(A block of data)
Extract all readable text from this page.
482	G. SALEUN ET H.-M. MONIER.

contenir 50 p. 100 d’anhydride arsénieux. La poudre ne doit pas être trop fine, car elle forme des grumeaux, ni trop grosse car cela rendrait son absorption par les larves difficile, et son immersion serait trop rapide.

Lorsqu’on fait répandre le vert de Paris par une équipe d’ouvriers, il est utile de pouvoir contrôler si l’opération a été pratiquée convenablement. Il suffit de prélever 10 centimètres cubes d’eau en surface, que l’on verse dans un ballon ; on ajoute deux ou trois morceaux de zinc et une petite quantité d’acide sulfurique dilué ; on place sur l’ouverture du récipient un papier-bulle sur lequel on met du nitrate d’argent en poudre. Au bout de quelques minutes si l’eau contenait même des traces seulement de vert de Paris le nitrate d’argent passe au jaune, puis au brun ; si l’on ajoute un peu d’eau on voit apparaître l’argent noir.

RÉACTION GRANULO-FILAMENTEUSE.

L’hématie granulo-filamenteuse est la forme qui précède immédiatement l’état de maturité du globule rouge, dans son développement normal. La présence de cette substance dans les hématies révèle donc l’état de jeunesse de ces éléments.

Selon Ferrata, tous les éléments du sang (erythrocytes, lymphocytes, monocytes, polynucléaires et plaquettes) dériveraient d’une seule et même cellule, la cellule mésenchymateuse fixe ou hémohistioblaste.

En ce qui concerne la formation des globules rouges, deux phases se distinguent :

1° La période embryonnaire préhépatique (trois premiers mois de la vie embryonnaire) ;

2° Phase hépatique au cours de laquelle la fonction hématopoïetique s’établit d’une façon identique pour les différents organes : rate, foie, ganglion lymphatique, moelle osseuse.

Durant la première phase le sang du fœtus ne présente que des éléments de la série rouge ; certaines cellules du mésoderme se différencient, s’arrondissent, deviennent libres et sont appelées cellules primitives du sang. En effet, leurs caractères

- _Task brief_
Exact output of every entry is required.

- _Task solution_
Extract all readable text from this page.
482	G. SALEUN ET H.-M. MONIER.

contenir 50 p. 100 d’anhydride arsénieux. La poudre ne doit pas être trop fine, car elle forme des grumeaux, ni trop grosse car cela rendrait son absorption par les larves difficile, et son immersion serait trop rapide.

Lorsqu’on fait répandre le vert de Paris par une équipe d’ouvriers, il est utile de pouvoir contrôler si l’opération a été pratiquée convenablement. Il suffit de prélever 10 centimètres cubes d’eau en surface, que l’on verse dans un ballon ; on ajoute deux ou trois morceaux de zinc et une petite quantité d’acide sulfurique dilué ; on place sur l’ouverture du récipient un papier-bulle sur lequel on met du nitrate d’argent en poudre. Au bout de quelques minutes si l’eau contenait même des traces seulement de vert de Paris le nitrate d’argent passe au jaune, puis au brun ; si l’on ajoute un peu d’eau on voit apparaître l’argent noir.

RÉACTION GRANULO-FILAMENTEUSE.

L’hématie granulo-filamenteuse est la forme qui précède immédiatement l’état de maturité du globule rouge, dans son développement normal. La présence de cette substance dans les hématies révèle donc l’état de jeunesse de ces éléments.

Selon Ferrata, tous les éléments du sang (erythrocytes, lymphocytes, monocytes, polynucléaires et plaquettes) dériveraient d’une seule et même cellule, la cellule mésenchymateuse fixe ou hémohistioblaste.

En ce qui concerne la formation des globules rouges, deux phases se distinguent :

1° La période embryonnaire préhépatique (trois premiers mois de la vie embryonnaire) ;

2° Phase hépatique au cours de laquelle la fonction hématopoïetique s’établit d’une façon identique pour les différents organes : rate, foie, ganglion lymphatique, moelle osseuse.

Durant la première phase le sang du fœtus ne présente que des éléments de la série rouge ; certaines cellules du mésoderme se différencient, s’arrondissent, deviennent libres et sont appelées cellules primitives du sang. En effet, leurs caractères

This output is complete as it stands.